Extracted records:
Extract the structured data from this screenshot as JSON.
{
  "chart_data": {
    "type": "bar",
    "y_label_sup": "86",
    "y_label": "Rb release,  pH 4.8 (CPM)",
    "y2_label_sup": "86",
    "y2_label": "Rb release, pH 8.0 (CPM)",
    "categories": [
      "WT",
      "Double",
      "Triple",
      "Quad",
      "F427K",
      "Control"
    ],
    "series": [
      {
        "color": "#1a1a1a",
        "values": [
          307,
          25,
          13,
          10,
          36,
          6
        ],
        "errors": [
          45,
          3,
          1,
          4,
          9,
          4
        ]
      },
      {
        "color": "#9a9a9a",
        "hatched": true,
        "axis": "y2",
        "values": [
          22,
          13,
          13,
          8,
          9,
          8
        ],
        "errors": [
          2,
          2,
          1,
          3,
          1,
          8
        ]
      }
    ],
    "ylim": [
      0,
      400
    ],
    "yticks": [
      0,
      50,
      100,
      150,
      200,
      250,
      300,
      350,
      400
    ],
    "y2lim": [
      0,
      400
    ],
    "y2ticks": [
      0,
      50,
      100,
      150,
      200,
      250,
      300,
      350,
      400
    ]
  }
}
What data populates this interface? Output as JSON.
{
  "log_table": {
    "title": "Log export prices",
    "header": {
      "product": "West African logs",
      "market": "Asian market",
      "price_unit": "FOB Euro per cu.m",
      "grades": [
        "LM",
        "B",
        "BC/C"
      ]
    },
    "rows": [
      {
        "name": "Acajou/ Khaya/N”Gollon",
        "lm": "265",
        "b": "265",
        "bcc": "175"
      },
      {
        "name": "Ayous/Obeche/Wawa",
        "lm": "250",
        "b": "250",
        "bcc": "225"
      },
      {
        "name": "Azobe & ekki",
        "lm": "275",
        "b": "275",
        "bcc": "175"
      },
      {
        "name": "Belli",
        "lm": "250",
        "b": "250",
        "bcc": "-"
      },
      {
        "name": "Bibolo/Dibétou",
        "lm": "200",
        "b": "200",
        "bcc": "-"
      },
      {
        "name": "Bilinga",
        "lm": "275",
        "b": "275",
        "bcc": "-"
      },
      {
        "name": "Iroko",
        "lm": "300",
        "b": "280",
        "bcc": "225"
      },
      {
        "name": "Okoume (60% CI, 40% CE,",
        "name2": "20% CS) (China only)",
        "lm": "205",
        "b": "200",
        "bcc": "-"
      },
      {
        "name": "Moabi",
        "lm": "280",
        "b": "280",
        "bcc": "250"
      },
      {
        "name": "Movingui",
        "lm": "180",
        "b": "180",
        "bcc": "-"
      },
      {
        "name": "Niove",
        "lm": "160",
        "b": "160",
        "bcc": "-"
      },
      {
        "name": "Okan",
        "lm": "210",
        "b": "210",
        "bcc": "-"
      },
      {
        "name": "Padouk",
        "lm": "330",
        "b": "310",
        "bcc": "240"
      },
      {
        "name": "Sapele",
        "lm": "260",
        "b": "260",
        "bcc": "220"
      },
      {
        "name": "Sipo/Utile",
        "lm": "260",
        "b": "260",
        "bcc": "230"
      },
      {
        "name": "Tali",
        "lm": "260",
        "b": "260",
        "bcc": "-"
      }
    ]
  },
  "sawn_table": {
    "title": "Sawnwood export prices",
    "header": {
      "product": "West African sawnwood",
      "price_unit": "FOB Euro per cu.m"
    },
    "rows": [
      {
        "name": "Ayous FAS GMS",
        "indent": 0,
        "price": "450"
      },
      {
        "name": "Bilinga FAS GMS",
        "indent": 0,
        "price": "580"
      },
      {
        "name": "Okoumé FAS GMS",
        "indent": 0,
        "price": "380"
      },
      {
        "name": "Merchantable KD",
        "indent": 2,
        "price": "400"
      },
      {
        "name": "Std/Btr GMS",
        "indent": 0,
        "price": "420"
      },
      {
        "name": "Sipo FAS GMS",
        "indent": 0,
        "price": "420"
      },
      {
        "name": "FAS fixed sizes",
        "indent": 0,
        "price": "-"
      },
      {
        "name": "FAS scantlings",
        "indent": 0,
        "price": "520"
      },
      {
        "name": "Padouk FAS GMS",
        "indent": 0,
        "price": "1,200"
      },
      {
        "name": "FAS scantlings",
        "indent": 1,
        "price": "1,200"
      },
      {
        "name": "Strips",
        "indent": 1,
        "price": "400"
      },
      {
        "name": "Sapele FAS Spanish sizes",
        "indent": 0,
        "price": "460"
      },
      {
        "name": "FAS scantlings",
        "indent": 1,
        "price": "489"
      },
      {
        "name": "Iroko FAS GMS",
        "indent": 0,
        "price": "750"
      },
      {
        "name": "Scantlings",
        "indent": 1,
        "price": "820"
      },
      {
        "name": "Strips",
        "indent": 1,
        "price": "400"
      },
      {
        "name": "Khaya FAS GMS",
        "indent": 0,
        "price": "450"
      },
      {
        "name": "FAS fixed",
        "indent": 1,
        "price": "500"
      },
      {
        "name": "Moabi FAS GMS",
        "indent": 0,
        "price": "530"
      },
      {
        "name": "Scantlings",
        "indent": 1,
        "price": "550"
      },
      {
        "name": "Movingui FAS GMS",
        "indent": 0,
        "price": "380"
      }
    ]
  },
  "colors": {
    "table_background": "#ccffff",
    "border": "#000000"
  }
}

- [WRITTEN INSTRUCTION]: Output the records verbatim, from the first line to the last.

- [SOLUTION TO THIS EXERCISE]:
Extract the structured data from this screenshot as JSON.
{
  "chart_data": {
    "type": "bar",
    "y_label_sup": "86",
    "y_label": "Rb release,  pH 4.8 (CPM)",
    "y2_label_sup": "86",
    "y2_label": "Rb release, pH 8.0 (CPM)",
    "categories": [
      "WT",
      "Double",
      "Triple",
      "Quad",
      "F427K",
      "Control"
    ],
    "series": [
      {
        "color": "#1a1a1a",
        "values": [
          307,
          25,
          13,
          10,
          36,
          6
        ],
        "errors": [
          45,
          3,
          1,
          4,
          9,
          4
        ]
      },
      {
        "color": "#9a9a9a",
        "hatched": true,
        "axis": "y2",
        "values": [
          22,
          13,
          13,
          8,
          9,
          8
        ],
        "errors": [
          2,
          2,
          1,
          3,
          1,
          8
        ]
      }
    ],
    "ylim": [
      0,
      400
    ],
    "yticks": [
      0,
      50,
      100,
      150,
      200,
      250,
      300,
      350,
      400
    ],
    "y2lim": [
      0,
      400
    ],
    "y2ticks": [
      0,
      50,
      100,
      150,
      200,
      250,
      300,
      350,
      400
    ]
  }
}
What data populates this interface? Output as JSON.
{
  "log_table": {
    "title": "Log export prices",
    "header": {
      "product": "West African logs",
      "market": "Asian market",
      "price_unit": "FOB Euro per cu.m",
      "grades": [
        "LM",
        "B",
        "BC/C"
      ]
    },
    "rows": [
      {
        "name": "Acajou/ Khaya/N”Gollon",
        "lm": "265",
        "b": "265",
        "bcc": "175"
      },
      {
        "name": "Ayous/Obeche/Wawa",
        "lm": "250",
        "b": "250",
        "bcc": "225"
      },
      {
        "name": "Azobe & ekki",
        "lm": "275",
        "b": "275",
        "bcc": "175"
      },
      {
        "name": "Belli",
        "lm": "250",
        "b": "250",
        "bcc": "-"
      },
      {
        "name": "Bibolo/Dibétou",
        "lm": "200",
        "b": "200",
        "bcc": "-"
      },
      {
        "name": "Bilinga",
        "lm": "275",
        "b": "275",
        "bcc": "-"
      },
      {
        "name": "Iroko",
        "lm": "300",
        "b": "280",
        "bcc": "225"
      },
      {
        "name": "Okoume (60% CI, 40% CE,",
        "name2": "20% CS) (China only)",
        "lm": "205",
        "b": "200",
        "bcc": "-"
      },
      {
        "name": "Moabi",
        "lm": "280",
        "b": "280",
        "bcc": "250"
      },
      {
        "name": "Movingui",
        "lm": "180",
        "b": "180",
        "bcc": "-"
      },
      {
        "name": "Niove",
        "lm": "160",
        "b": "160",
        "bcc": "-"
      },
      {
        "name": "Okan",
        "lm": "210",
        "b": "210",
        "bcc": "-"
      },
      {
        "name": "Padouk",
        "lm": "330",
        "b": "310",
        "bcc": "240"
      },
      {
        "name": "Sapele",
        "lm": "260",
        "b": "260",
        "bcc": "220"
      },
      {
        "name": "Sipo/Utile",
        "lm": "260",
        "b": "260",
        "bcc": "230"
      },
      {
        "name": "Tali",
        "lm": "260",
        "b": "260",
        "bcc": "-"
      }
    ]
  },
  "sawn_table": {
    "title": "Sawnwood export prices",
    "header": {
      "product": "West African sawnwood",
      "price_unit": "FOB Euro per cu.m"
    },
    "rows": [
      {
        "name": "Ayous FAS GMS",
        "indent": 0,
        "price": "450"
      },
      {
        "name": "Bilinga FAS GMS",
        "indent": 0,
        "price": "580"
      },
      {
        "name": "Okoumé FAS GMS",
        "indent": 0,
        "price": "380"
      },
      {
        "name": "Merchantable KD",
        "indent": 2,
        "price": "400"
      },
      {
        "name": "Std/Btr GMS",
        "indent": 0,
        "price": "420"
      },
      {
        "name": "Sipo FAS GMS",
        "indent": 0,
        "price": "420"
      },
      {
        "name": "FAS fixed sizes",
        "indent": 0,
        "price": "-"
      },
      {
        "name": "FAS scantlings",
        "indent": 0,
        "price": "520"
      },
      {
        "name": "Padouk FAS GMS",
        "indent": 0,
        "price": "1,200"
      },
      {
        "name": "FAS scantlings",
        "indent": 1,
        "price": "1,200"
      },
      {
        "name": "Strips",
        "indent": 1,
        "price": "400"
      },
      {
        "name": "Sapele FAS Spanish sizes",
        "indent": 0,
        "price": "460"
      },
      {
        "name": "FAS scantlings",
        "indent": 1,
        "price": "489"
      },
      {
        "name": "Iroko FAS GMS",
        "indent": 0,
        "price": "750"
      },
      {
        "name": "Scantlings",
        "indent": 1,
        "price": "820"
      },
      {
        "name": "Strips",
        "indent": 1,
        "price": "400"
      },
      {
        "name": "Khaya FAS GMS",
        "indent": 0,
        "price": "450"
      },
      {
        "name": "FAS fixed",
        "indent": 1,
        "price": "500"
      },
      {
        "name": "Moabi FAS GMS",
        "indent": 0,
        "price": "530"
      },
      {
        "name": "Scantlings",
        "indent": 1,
        "price": "550"
      },
      {
        "name": "Movingui FAS GMS",
        "indent": 0,
        "price": "380"
      }
    ]
  },
  "colors": {
    "table_background": "#ccffff",
    "border": "#000000"
  }
}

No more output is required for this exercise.